> [EXERCISE OBJECTIVE] Return the records in full, exactly as given.

[Lines of data]
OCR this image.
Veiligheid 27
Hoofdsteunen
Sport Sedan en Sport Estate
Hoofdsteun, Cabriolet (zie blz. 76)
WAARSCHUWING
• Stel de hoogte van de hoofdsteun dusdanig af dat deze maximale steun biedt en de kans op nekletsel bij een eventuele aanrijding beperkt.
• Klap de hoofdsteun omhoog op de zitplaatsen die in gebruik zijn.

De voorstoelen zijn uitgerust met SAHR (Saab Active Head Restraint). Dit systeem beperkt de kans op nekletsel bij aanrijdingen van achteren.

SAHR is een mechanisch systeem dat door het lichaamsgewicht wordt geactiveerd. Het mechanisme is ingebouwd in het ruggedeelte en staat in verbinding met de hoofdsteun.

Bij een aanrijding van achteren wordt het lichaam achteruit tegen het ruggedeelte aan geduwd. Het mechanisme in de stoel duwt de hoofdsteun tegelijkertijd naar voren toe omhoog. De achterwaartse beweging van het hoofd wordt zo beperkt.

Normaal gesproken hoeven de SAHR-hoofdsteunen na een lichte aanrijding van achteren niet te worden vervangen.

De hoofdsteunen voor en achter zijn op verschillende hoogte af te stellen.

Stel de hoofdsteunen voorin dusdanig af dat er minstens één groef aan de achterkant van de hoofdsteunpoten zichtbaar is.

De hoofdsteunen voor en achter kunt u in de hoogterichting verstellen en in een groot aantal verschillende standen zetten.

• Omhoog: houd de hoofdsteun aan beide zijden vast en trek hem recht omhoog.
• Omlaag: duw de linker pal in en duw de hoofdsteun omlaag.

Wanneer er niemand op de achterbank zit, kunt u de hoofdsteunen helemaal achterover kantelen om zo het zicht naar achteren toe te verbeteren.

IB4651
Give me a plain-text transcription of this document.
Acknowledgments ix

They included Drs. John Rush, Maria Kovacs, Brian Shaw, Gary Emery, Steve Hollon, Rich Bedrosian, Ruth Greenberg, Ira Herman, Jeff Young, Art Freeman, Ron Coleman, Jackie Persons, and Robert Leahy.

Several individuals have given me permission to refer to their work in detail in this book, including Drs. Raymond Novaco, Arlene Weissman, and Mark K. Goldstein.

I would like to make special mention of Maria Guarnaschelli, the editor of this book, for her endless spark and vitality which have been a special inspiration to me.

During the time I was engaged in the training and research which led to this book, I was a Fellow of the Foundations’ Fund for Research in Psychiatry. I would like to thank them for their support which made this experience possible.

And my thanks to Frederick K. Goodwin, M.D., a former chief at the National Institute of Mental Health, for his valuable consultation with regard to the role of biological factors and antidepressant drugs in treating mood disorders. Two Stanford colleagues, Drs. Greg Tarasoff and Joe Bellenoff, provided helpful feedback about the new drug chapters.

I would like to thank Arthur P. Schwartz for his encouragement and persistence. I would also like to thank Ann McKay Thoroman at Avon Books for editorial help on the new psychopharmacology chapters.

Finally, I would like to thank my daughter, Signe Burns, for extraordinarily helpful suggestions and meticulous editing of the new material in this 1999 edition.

> [RESULT BELOW]
OCR this image.
Veiligheid 27
Hoofdsteunen
Sport Sedan en Sport Estate
Hoofdsteun, Cabriolet (zie blz. 76)
WAARSCHUWING
• Stel de hoogte van de hoofdsteun dusdanig af dat deze maximale steun biedt en de kans op nekletsel bij een eventuele aanrijding beperkt.
• Klap de hoofdsteun omhoog op de zitplaatsen die in gebruik zijn.

De voorstoelen zijn uitgerust met SAHR (Saab Active Head Restraint). Dit systeem beperkt de kans op nekletsel bij aanrijdingen van achteren.

SAHR is een mechanisch systeem dat door het lichaamsgewicht wordt geactiveerd. Het mechanisme is ingebouwd in het ruggedeelte en staat in verbinding met de hoofdsteun.

Bij een aanrijding van achteren wordt het lichaam achteruit tegen het ruggedeelte aan geduwd. Het mechanisme in de stoel duwt de hoofdsteun tegelijkertijd naar voren toe omhoog. De achterwaartse beweging van het hoofd wordt zo beperkt.

Normaal gesproken hoeven de SAHR-hoofdsteunen na een lichte aanrijding van achteren niet te worden vervangen.

De hoofdsteunen voor en achter zijn op verschillende hoogte af te stellen.

Stel de hoofdsteunen voorin dusdanig af dat er minstens één groef aan de achterkant van de hoofdsteunpoten zichtbaar is.

De hoofdsteunen voor en achter kunt u in de hoogterichting verstellen en in een groot aantal verschillende standen zetten.

• Omhoog: houd de hoofdsteun aan beide zijden vast en trek hem recht omhoog.
• Omlaag: duw de linker pal in en duw de hoofdsteun omlaag.

Wanneer er niemand op de achterbank zit, kunt u de hoofdsteunen helemaal achterover kantelen om zo het zicht naar achteren toe te verbeteren.

IB4651
Give me a plain-text transcription of this document.
Acknowledgments ix

They included Drs. John Rush, Maria Kovacs, Brian Shaw, Gary Emery, Steve Hollon, Rich Bedrosian, Ruth Greenberg, Ira Herman, Jeff Young, Art Freeman, Ron Coleman, Jackie Persons, and Robert Leahy.

Several individuals have given me permission to refer to their work in detail in this book, including Drs. Raymond Novaco, Arlene Weissman, and Mark K. Goldstein.

I would like to make special mention of Maria Guarnaschelli, the editor of this book, for her endless spark and vitality which have been a special inspiration to me.

During the time I was engaged in the training and research which led to this book, I was a Fellow of the Foundations’ Fund for Research in Psychiatry. I would like to thank them for their support which made this experience possible.

And my thanks to Frederick K. Goodwin, M.D., a former chief at the National Institute of Mental Health, for his valuable consultation with regard to the role of biological factors and antidepressant drugs in treating mood disorders. Two Stanford colleagues, Drs. Greg Tarasoff and Joe Bellenoff, provided helpful feedback about the new drug chapters.

I would like to thank Arthur P. Schwartz for his encouragement and persistence. I would also like to thank Ann McKay Thoroman at Avon Books for editorial help on the new psychopharmacology chapters.

Finally, I would like to thank my daughter, Signe Burns, for extraordinarily helpful suggestions and meticulous editing of the new material in this 1999 edition.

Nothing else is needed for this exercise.